▶ [GOAL OF THE EXERCISE]: Extract the records verbatim from the first line through the line that contains "439, 184, 481]", including both of those lines.
=== PROVIDED MATERIAL ===
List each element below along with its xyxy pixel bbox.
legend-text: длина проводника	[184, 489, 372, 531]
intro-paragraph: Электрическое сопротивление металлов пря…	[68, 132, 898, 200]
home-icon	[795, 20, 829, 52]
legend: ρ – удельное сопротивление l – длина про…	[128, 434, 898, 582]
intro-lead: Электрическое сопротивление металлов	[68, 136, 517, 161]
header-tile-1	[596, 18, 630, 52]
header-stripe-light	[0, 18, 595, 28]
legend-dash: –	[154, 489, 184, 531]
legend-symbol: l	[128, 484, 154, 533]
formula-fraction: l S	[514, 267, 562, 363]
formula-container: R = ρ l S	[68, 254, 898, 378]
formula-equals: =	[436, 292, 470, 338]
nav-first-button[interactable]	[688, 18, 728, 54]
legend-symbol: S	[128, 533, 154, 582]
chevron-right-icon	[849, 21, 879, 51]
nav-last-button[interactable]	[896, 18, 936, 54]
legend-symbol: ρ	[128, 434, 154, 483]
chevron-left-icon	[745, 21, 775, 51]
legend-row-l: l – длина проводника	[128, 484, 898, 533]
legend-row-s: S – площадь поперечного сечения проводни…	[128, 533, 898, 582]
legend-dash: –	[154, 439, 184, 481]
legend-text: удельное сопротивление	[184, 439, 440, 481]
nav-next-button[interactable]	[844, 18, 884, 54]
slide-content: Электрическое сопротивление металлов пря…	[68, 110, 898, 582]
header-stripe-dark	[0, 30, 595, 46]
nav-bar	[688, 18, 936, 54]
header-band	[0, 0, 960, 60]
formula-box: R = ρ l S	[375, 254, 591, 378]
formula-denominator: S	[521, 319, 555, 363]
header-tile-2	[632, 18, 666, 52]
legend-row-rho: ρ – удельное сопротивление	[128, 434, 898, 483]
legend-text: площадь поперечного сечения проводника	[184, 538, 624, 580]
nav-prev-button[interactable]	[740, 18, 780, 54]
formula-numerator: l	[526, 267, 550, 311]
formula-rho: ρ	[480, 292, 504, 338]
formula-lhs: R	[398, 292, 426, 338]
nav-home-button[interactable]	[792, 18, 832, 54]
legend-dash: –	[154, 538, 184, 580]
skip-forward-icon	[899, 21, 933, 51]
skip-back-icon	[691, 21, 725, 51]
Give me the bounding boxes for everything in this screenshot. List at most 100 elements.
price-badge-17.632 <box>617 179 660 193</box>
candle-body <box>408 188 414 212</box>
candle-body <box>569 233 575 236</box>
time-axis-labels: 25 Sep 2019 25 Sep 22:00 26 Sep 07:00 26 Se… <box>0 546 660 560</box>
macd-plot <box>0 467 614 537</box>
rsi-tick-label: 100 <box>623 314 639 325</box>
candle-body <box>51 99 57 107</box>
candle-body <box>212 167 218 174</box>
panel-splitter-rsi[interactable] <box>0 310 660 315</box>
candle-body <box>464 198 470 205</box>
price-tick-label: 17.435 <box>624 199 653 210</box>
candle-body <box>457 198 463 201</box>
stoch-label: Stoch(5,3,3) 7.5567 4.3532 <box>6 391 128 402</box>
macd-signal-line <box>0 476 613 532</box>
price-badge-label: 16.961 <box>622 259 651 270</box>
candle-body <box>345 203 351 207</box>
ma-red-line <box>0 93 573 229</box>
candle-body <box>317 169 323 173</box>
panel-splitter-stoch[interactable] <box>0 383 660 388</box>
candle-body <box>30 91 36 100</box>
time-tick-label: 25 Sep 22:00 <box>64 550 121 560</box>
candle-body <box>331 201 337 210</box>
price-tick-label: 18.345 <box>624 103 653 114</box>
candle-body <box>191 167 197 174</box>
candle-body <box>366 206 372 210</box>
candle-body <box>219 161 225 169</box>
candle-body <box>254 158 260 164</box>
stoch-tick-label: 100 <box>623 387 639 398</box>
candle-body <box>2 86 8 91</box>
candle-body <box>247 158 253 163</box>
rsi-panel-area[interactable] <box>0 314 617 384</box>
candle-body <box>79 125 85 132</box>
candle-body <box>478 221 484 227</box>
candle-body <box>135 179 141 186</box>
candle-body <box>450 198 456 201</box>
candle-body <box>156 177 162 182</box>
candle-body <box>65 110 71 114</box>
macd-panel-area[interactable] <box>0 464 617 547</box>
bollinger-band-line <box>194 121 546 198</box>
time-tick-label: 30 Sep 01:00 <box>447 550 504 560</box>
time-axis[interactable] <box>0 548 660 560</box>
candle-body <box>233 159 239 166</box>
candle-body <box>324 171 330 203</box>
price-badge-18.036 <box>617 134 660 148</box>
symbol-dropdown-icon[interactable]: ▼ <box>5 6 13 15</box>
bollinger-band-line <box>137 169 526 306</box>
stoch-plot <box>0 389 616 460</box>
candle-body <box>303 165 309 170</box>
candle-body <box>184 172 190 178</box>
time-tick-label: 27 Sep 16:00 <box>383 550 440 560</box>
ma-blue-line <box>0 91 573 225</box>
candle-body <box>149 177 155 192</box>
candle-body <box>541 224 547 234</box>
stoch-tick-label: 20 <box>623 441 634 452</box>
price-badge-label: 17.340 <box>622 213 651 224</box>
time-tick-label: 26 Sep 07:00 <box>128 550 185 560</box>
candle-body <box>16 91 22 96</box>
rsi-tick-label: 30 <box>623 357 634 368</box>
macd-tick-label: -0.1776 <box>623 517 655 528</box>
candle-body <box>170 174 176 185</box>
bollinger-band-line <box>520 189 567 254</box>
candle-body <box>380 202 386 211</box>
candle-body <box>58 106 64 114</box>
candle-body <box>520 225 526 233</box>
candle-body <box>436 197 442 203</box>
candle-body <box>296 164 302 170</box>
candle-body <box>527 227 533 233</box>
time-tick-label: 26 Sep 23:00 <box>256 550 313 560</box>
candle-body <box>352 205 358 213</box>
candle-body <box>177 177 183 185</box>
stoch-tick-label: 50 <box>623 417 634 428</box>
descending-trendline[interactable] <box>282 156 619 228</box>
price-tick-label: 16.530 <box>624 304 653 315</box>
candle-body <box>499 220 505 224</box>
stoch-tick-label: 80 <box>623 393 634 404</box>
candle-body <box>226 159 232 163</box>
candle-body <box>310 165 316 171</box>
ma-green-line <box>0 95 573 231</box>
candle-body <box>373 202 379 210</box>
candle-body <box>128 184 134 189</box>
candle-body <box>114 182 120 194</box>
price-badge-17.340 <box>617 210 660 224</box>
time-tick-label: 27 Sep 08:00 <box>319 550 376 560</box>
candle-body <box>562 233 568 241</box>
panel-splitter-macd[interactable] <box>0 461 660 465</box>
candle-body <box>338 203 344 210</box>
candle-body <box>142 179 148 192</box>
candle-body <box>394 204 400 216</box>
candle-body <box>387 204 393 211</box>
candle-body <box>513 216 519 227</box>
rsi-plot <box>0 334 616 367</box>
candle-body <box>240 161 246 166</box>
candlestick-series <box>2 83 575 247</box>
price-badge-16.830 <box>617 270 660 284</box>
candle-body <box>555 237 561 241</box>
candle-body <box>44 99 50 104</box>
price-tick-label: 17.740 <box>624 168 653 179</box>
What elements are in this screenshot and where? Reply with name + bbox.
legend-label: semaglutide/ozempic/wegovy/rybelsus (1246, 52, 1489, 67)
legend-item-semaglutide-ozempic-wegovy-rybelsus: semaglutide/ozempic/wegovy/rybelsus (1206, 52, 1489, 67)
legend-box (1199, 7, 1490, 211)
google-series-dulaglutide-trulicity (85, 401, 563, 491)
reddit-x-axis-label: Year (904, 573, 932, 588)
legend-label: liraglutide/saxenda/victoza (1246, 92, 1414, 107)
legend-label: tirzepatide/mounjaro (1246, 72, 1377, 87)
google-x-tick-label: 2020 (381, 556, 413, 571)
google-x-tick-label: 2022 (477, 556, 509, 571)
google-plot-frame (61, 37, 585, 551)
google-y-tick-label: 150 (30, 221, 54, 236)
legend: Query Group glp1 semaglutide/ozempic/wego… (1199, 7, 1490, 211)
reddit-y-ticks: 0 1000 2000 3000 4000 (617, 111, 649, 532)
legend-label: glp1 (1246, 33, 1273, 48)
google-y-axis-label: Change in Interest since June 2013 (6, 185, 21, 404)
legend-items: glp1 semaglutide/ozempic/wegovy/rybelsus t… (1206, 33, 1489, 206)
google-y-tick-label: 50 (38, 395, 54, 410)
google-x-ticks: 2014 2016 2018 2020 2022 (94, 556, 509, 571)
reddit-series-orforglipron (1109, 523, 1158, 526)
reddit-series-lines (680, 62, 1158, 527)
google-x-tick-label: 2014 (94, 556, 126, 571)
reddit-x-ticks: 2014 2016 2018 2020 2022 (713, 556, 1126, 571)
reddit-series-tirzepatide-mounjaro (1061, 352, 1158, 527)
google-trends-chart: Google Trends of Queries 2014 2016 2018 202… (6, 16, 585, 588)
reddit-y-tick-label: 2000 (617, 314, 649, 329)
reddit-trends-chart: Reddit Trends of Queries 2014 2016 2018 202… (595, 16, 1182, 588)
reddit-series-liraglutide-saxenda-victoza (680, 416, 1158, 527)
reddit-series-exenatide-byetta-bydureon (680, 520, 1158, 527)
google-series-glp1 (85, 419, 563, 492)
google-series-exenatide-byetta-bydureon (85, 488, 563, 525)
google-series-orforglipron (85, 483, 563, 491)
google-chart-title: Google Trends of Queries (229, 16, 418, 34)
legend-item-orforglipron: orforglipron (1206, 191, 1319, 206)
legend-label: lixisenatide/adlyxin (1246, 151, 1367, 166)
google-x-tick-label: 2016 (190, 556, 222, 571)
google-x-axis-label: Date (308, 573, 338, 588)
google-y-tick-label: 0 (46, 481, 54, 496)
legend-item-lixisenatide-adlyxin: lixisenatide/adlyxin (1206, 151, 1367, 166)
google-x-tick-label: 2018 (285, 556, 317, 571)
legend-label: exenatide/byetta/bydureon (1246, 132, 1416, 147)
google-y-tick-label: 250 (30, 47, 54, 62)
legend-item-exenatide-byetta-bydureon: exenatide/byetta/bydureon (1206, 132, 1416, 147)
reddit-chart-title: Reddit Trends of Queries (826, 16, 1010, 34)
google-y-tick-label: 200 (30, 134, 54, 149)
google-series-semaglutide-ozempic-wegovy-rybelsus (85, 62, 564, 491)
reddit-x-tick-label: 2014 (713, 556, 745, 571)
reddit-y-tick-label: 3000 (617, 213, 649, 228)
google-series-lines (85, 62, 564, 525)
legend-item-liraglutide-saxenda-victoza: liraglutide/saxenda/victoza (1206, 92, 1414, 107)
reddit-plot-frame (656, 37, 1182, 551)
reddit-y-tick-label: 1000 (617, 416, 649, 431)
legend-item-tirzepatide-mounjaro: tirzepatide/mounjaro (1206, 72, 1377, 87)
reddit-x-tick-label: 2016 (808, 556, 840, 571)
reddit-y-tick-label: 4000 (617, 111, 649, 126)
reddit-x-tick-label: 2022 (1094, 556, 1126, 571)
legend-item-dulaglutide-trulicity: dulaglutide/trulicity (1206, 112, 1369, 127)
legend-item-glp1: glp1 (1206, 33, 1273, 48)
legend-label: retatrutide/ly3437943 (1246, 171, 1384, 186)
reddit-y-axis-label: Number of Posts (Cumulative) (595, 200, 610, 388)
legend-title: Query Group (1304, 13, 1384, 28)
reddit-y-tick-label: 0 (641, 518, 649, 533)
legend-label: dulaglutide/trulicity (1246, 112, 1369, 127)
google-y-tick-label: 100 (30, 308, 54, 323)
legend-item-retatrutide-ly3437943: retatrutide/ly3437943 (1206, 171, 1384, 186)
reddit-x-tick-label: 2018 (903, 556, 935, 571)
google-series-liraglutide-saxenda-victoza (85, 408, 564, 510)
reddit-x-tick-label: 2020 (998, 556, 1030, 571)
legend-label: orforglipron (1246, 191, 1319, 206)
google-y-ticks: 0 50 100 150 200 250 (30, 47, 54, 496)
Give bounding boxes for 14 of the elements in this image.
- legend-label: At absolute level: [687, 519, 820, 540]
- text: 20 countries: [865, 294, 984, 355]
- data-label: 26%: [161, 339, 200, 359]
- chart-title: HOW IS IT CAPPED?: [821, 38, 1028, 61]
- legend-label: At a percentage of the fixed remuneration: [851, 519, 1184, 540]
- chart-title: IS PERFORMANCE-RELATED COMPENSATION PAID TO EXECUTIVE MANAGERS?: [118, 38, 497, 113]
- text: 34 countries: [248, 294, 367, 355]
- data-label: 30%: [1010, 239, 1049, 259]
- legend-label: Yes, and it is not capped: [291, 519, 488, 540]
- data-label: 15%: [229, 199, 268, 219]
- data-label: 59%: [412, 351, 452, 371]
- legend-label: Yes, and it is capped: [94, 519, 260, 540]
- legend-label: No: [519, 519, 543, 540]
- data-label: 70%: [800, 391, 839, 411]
===
▶ [SOLUTION BELOW]:
List each element below along with its xyxy pixel bbox.
legend-text: длина проводника	[184, 489, 372, 531]
intro-paragraph: Электрическое сопротивление металлов пря…	[68, 132, 898, 200]
home-icon	[795, 20, 829, 52]
legend: ρ – удельное сопротивление l – длина про…	[128, 434, 898, 582]
intro-lead: Электрическое сопротивление металлов	[68, 136, 517, 161]
header-tile-1	[596, 18, 630, 52]
header-stripe-light	[0, 18, 595, 28]
legend-dash: –	[154, 489, 184, 531]
legend-symbol: l	[128, 484, 154, 533]
formula-fraction: l S	[514, 267, 562, 363]
formula-container: R = ρ l S	[68, 254, 898, 378]
formula-equals: =	[436, 292, 470, 338]
nav-first-button[interactable]	[688, 18, 728, 54]
legend-symbol: S	[128, 533, 154, 582]
chevron-right-icon	[849, 21, 879, 51]
nav-last-button[interactable]	[896, 18, 936, 54]
legend-symbol: ρ	[128, 434, 154, 483]
chevron-left-icon	[745, 21, 775, 51]
legend-row-l: l – длина проводника	[128, 484, 898, 533]
legend-row-s: S – площадь поперечного сечения проводни…	[128, 533, 898, 582]
legend-dash: –	[154, 439, 184, 481]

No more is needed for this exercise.